◆ DATASET:
———
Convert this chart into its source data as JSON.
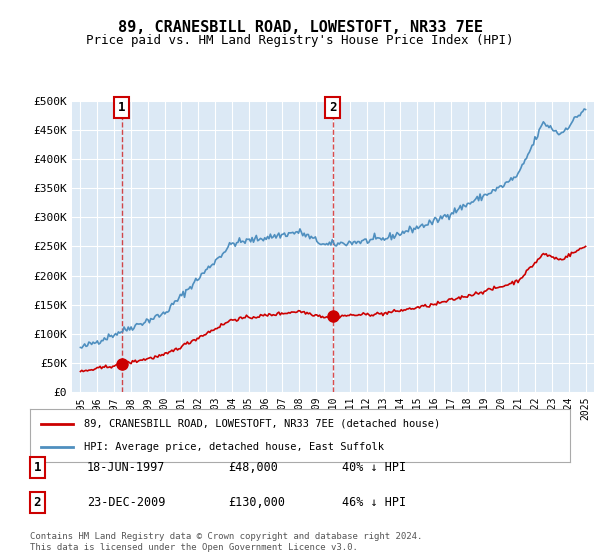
{
  "title": "89, CRANESBILL ROAD, LOWESTOFT, NR33 7EE",
  "subtitle": "Price paid vs. HM Land Registry's House Price Index (HPI)",
  "background_color": "#dce9f5",
  "plot_bg_color": "#dce9f5",
  "ylim": [
    0,
    500000
  ],
  "yticks": [
    0,
    50000,
    100000,
    150000,
    200000,
    250000,
    300000,
    350000,
    400000,
    450000,
    500000
  ],
  "ytick_labels": [
    "£0",
    "£50K",
    "£100K",
    "£150K",
    "£200K",
    "£250K",
    "£300K",
    "£350K",
    "£400K",
    "£450K",
    "£500K"
  ],
  "xlim_start": 1994.5,
  "xlim_end": 2025.5,
  "xticks": [
    1995,
    1996,
    1997,
    1998,
    1999,
    2000,
    2001,
    2002,
    2003,
    2004,
    2005,
    2006,
    2007,
    2008,
    2009,
    2010,
    2011,
    2012,
    2013,
    2014,
    2015,
    2016,
    2017,
    2018,
    2019,
    2020,
    2021,
    2022,
    2023,
    2024,
    2025
  ],
  "sale1_x": 1997.463,
  "sale1_y": 48000,
  "sale1_label": "1",
  "sale1_date": "18-JUN-1997",
  "sale1_price": "£48,000",
  "sale1_hpi": "40% ↓ HPI",
  "sale2_x": 2009.978,
  "sale2_y": 130000,
  "sale2_label": "2",
  "sale2_date": "23-DEC-2009",
  "sale2_price": "£130,000",
  "sale2_hpi": "46% ↓ HPI",
  "red_line_color": "#cc0000",
  "blue_line_color": "#4f8fbf",
  "dashed_line_color": "#cc0000",
  "legend_house_label": "89, CRANESBILL ROAD, LOWESTOFT, NR33 7EE (detached house)",
  "legend_hpi_label": "HPI: Average price, detached house, East Suffolk",
  "footer_text": "Contains HM Land Registry data © Crown copyright and database right 2024.\nThis data is licensed under the Open Government Licence v3.0."
}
———
Gather each line in these records that contains the string "detached".

  "legend_house_label": "89, CRANESBILL ROAD, LOWESTOFT, NR33 7EE (detached house)",
  "legend_hpi_label": "HPI: Average price, detached house, East Suffolk",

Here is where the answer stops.